== TASK TO CARRY OUT ==
Return the entries below in their exact form, leaving the pictures out.

== RECORDS FOR THIS TASK ==

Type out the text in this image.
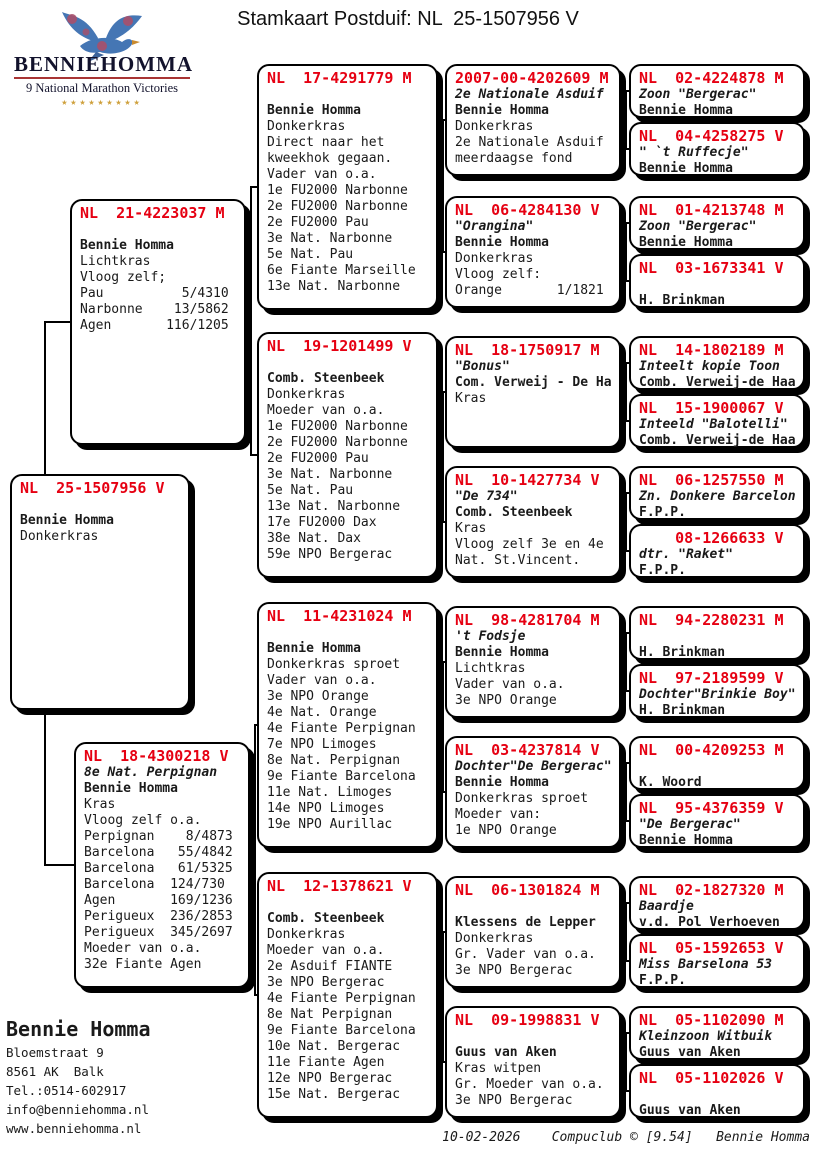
BENNIE HOMMA
9 National Marathon Victories
★★★★★★★★★
Stamkaart Postduif: NL  25-1507956 V
Bennie Homma
Bloemstraat 9
8561 AK  Balk
Tel.:0514-602917
info@benniehomma.nl
www.benniehomma.nl
10-02-2026    Compuclub © [9.54]   Bennie Homma
NL  25-1507956 V
Bennie Homma
Donkerkras
NL  21-4223037 M
Bennie Homma
Lichtkras
Vloog zelf;
Pau          5/4310
Narbonne    13/5862
Agen       116/1205
NL  18-4300218 V
8e Nat. Perpignan
Bennie Homma
Kras
Vloog zelf o.a.
Perpignan    8/4873
Barcelona   55/4842
Barcelona   61/5325
Barcelona  124/730
Agen       169/1236
Perigueux  236/2853
Perigueux  345/2697
Moeder van o.a.
32e Fiante Agen
NL  17-4291779 M
Bennie Homma
Donkerkras
Direct naar het
kweekhok gegaan.
Vader van o.a.
1e FU2000 Narbonne
2e FU2000 Narbonne
2e FU2000 Pau
3e Nat. Narbonne
5e Nat. Pau
6e Fiante Marseille
13e Nat. Narbonne
NL  19-1201499 V
Comb. Steenbeek
Donkerkras
Moeder van o.a.
1e FU2000 Narbonne
2e FU2000 Narbonne
2e FU2000 Pau
3e Nat. Narbonne
5e Nat. Pau
13e Nat. Narbonne
17e FU2000 Dax
38e Nat. Dax
59e NPO Bergerac
NL  11-4231024 M
Bennie Homma
Donkerkras sproet
Vader van o.a.
3e NPO Orange
4e Nat. Orange
4e Fiante Perpignan
7e NPO Limoges
8e Nat. Perpignan
9e Fiante Barcelona
11e Nat. Limoges
14e NPO Limoges
19e NPO Aurillac
NL  12-1378621 V
Comb. Steenbeek
Donkerkras
Moeder van o.a.
2e Asduif FIANTE
3e NPO Bergerac
4e Fiante Perpignan
8e Nat Perpignan
9e Fiante Barcelona
10e Nat. Bergerac
11e Fiante Agen
12e NPO Bergerac
15e Nat. Bergerac
2007-00-4202609 M
2e Nationale Asduif
Bennie Homma
Donkerkras
2e Nationale Asduif
meerdaagse fond
NL  06-4284130 V
"Orangina"
Bennie Homma
Donkerkras
Vloog zelf:
Orange       1/1821
NL  18-1750917 M
"Bonus"
Com. Verweij - De Ha
Kras
NL  10-1427734 V
"De 734"
Comb. Steenbeek
Kras
Vloog zelf 3e en 4e
Nat. St.Vincent.
NL  98-4281704 M
't Fodsje
Bennie Homma
Lichtkras
Vader van o.a.
3e NPO Orange
NL  03-4237814 V
Dochter"De Bergerac"
Bennie Homma
Donkerkras sproet
Moeder van:
1e NPO Orange
NL  06-1301824 M
Klessens de Lepper
Donkerkras
Gr. Vader van o.a.
3e NPO Bergerac
NL  09-1998831 V
Guus van Aken
Kras witpen
Gr. Moeder van o.a.
3e NPO Bergerac
NL  02-4224878 M
Zoon "Bergerac"
Bennie Homma
NL  04-4258275 V
" `t Ruffecje"
Bennie Homma
NL  01-4213748 M
Zoon "Bergerac"
Bennie Homma
NL  03-1673341 V
H. Brinkman
NL  14-1802189 M
Inteelt kopie Toon
Comb. Verweij-de Haa
NL  15-1900067 V
Inteeld "Balotelli"
Comb. Verweij-de Haa
NL  06-1257550 M
Zn. Donkere Barcelon
F.P.P.
08-1266633 V
dtr. "Raket"
F.P.P.
NL  94-2280231 M
H. Brinkman
NL  97-2189599 V
Dochter"Brinkie Boy"
H. Brinkman
NL  00-4209253 M
K. Woord
NL  95-4376359 V
"De Bergerac"
Bennie Homma
NL  02-1827320 M
Baardje
v.d. Pol Verhoeven
NL  05-1592653 V
Miss Barselona 53
F.P.P.
NL  05-1102090 M
Kleinzoon Witbuik
Guus van Aken
NL  05-1102026 V
Guus van Aken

== RESPONSE BELOW ==
Type out the text in this image.
BENNIE HOMMA
9 National Marathon Victories
★★★★★★★★★
Stamkaart Postduif: NL  25-1507956 V
Bennie Homma
Bloemstraat 9
8561 AK  Balk
Tel.:0514-602917
info@benniehomma.nl
www.benniehomma.nl
10-02-2026    Compuclub © [9.54]   Bennie Homma
NL  25-1507956 V
Bennie Homma
Donkerkras
NL  21-4223037 M
Bennie Homma
Lichtkras
Vloog zelf;
Pau          5/4310
Narbonne    13/5862
Agen       116/1205
NL  18-4300218 V
8e Nat. Perpignan
Bennie Homma
Kras
Vloog zelf o.a.
Perpignan    8/4873
Barcelona   55/4842
Barcelona   61/5325
Barcelona  124/730
Agen       169/1236
Perigueux  236/2853
Perigueux  345/2697
Moeder van o.a.
32e Fiante Agen
NL  17-4291779 M
Bennie Homma
Donkerkras
Direct naar het
kweekhok gegaan.
Vader van o.a.
1e FU2000 Narbonne
2e FU2000 Narbonne
2e FU2000 Pau
3e Nat. Narbonne
5e Nat. Pau
6e Fiante Marseille
13e Nat. Narbonne
NL  19-1201499 V
Comb. Steenbeek
Donkerkras
Moeder van o.a.
1e FU2000 Narbonne
2e FU2000 Narbonne
2e FU2000 Pau
3e Nat. Narbonne
5e Nat. Pau
13e Nat. Narbonne
17e FU2000 Dax
38e Nat. Dax
59e NPO Bergerac
NL  11-4231024 M
Bennie Homma
Donkerkras sproet
Vader van o.a.
3e NPO Orange
4e Nat. Orange
4e Fiante Perpignan
7e NPO Limoges
8e Nat. Perpignan
9e Fiante Barcelona
11e Nat. Limoges
14e NPO Limoges
19e NPO Aurillac
NL  12-1378621 V
Comb. Steenbeek
Donkerkras
Moeder van o.a.
2e Asduif FIANTE
3e NPO Bergerac
4e Fiante Perpignan
8e Nat Perpignan
9e Fiante Barcelona
10e Nat. Bergerac
11e Fiante Agen
12e NPO Bergerac
15e Nat. Bergerac
2007-00-4202609 M
2e Nationale Asduif
Bennie Homma
Donkerkras
2e Nationale Asduif
meerdaagse fond
NL  06-4284130 V
"Orangina"
Bennie Homma
Donkerkras
Vloog zelf:
Orange       1/1821
NL  18-1750917 M
"Bonus"
Com. Verweij - De Ha
Kras
NL  10-1427734 V
"De 734"
Comb. Steenbeek
Kras
Vloog zelf 3e en 4e
Nat. St.Vincent.
NL  98-4281704 M
't Fodsje
Bennie Homma
Lichtkras
Vader van o.a.
3e NPO Orange
NL  03-4237814 V
Dochter"De Bergerac"
Bennie Homma
Donkerkras sproet
Moeder van:
1e NPO Orange
NL  06-1301824 M
Klessens de Lepper
Donkerkras
Gr. Vader van o.a.
3e NPO Bergerac
NL  09-1998831 V
Guus van Aken
Kras witpen
Gr. Moeder van o.a.
3e NPO Bergerac
NL  02-4224878 M
Zoon "Bergerac"
Bennie Homma
NL  04-4258275 V
" `t Ruffecje"
Bennie Homma
NL  01-4213748 M
Zoon "Bergerac"
Bennie Homma
NL  03-1673341 V
H. Brinkman
NL  14-1802189 M
Inteelt kopie Toon
Comb. Verweij-de Haa
NL  15-1900067 V
Inteeld "Balotelli"
Comb. Verweij-de Haa
NL  06-1257550 M
Zn. Donkere Barcelon
F.P.P.
08-1266633 V
dtr. "Raket"
F.P.P.
NL  94-2280231 M
H. Brinkman
NL  97-2189599 V
Dochter"Brinkie Boy"
H. Brinkman
NL  00-4209253 M
K. Woord
NL  95-4376359 V
"De Bergerac"
Bennie Homma
NL  02-1827320 M
Baardje
v.d. Pol Verhoeven
NL  05-1592653 V
Miss Barselona 53
F.P.P.
NL  05-1102090 M
Kleinzoon Witbuik
Guus van Aken
NL  05-1102026 V
Guus van Aken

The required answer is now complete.